INSTRUCTIONS FOR THE TASK — Extract all lines from the data beneath that include the word "JSON".

-- start ROWS --

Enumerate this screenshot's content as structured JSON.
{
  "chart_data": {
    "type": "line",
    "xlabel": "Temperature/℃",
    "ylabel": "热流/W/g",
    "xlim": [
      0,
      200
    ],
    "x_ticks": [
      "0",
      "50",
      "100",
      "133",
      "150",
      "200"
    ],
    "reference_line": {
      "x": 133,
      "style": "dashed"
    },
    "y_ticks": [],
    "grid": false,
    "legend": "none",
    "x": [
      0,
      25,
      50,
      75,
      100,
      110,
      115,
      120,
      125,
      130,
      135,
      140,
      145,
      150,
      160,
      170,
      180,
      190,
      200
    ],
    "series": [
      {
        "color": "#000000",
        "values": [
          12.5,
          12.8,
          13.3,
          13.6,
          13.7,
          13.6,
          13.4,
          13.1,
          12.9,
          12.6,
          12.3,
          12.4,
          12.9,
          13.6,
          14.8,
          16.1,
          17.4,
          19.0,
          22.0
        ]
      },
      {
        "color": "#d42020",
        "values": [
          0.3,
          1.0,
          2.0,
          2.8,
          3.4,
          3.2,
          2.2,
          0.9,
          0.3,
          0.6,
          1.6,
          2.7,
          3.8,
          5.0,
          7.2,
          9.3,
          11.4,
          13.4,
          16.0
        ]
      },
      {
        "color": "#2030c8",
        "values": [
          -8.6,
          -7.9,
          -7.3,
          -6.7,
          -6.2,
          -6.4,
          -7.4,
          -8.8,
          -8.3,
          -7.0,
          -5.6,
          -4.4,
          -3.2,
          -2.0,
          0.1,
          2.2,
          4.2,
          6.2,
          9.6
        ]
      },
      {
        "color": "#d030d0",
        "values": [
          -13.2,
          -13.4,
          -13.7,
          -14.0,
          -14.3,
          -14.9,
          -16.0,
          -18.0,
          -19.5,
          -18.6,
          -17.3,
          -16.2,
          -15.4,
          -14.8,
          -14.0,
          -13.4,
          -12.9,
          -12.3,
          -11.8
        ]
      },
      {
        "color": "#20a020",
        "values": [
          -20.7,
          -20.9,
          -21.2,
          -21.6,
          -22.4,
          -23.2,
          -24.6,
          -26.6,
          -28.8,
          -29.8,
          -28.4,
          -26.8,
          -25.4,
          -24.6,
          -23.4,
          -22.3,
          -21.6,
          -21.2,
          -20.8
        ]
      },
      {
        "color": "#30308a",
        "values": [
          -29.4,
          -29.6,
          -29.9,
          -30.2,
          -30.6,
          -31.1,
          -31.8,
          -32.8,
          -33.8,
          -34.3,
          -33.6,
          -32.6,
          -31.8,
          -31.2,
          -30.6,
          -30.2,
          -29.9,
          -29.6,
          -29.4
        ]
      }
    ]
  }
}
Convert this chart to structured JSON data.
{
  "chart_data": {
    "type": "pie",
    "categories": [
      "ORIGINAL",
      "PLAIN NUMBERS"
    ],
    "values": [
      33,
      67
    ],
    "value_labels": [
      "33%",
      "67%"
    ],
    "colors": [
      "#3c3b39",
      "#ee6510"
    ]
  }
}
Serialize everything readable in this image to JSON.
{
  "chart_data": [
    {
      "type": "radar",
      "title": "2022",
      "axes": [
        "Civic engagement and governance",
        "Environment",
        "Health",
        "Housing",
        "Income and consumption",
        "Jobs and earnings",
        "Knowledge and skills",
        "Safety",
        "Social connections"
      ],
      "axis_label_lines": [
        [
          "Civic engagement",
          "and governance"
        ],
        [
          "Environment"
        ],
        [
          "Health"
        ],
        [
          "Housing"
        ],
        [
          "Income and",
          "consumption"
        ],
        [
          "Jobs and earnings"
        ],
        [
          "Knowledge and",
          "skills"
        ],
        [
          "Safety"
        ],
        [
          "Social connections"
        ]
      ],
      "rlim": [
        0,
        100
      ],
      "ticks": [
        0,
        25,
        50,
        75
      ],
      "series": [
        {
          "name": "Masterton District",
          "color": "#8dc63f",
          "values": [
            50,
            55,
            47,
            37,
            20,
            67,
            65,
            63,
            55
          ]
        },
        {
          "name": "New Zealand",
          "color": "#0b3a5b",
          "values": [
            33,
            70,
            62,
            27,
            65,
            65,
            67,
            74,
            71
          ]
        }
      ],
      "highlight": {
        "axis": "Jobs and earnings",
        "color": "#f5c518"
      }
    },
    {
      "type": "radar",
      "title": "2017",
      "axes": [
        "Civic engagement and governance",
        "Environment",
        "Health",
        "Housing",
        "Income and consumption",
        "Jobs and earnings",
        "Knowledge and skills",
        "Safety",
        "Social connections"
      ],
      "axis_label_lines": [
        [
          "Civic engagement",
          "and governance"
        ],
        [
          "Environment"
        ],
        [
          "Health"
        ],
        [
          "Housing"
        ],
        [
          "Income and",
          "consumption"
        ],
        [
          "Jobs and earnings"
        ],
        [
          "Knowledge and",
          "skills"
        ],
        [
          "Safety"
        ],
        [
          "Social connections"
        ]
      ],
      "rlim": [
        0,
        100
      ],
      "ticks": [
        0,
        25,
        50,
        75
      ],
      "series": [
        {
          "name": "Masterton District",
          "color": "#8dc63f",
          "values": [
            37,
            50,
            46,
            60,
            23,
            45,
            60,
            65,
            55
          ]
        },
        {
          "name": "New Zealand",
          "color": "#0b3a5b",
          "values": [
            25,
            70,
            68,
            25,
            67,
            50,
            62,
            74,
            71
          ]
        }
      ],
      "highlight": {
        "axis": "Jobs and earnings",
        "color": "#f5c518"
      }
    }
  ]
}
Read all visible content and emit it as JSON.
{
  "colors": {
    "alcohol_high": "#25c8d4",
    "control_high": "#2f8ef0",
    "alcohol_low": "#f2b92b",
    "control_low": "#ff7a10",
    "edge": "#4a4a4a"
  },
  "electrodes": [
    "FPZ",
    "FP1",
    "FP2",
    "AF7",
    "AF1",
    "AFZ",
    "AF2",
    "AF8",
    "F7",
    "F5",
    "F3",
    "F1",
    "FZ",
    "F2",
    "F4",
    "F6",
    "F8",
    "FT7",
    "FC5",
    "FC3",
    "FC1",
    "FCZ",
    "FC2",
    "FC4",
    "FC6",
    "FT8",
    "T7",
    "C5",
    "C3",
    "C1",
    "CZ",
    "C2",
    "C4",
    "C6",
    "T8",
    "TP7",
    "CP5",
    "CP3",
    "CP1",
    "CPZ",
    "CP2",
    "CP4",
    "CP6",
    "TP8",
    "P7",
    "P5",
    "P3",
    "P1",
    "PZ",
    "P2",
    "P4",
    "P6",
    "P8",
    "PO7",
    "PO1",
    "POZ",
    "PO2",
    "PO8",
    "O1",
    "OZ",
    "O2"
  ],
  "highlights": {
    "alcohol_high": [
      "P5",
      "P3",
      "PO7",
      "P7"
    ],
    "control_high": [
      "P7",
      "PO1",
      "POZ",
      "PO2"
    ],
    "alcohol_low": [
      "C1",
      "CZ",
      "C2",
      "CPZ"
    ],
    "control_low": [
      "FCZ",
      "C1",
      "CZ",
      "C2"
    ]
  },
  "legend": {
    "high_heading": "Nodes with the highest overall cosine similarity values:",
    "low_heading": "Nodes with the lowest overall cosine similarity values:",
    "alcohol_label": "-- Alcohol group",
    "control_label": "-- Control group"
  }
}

-- end ROWS --

EXERCISE RESPONSE —
Enumerate this screenshot's content as structured JSON.
Convert this chart to structured JSON data.
Serialize everything readable in this image to JSON.
Read all visible content and emit it as JSON.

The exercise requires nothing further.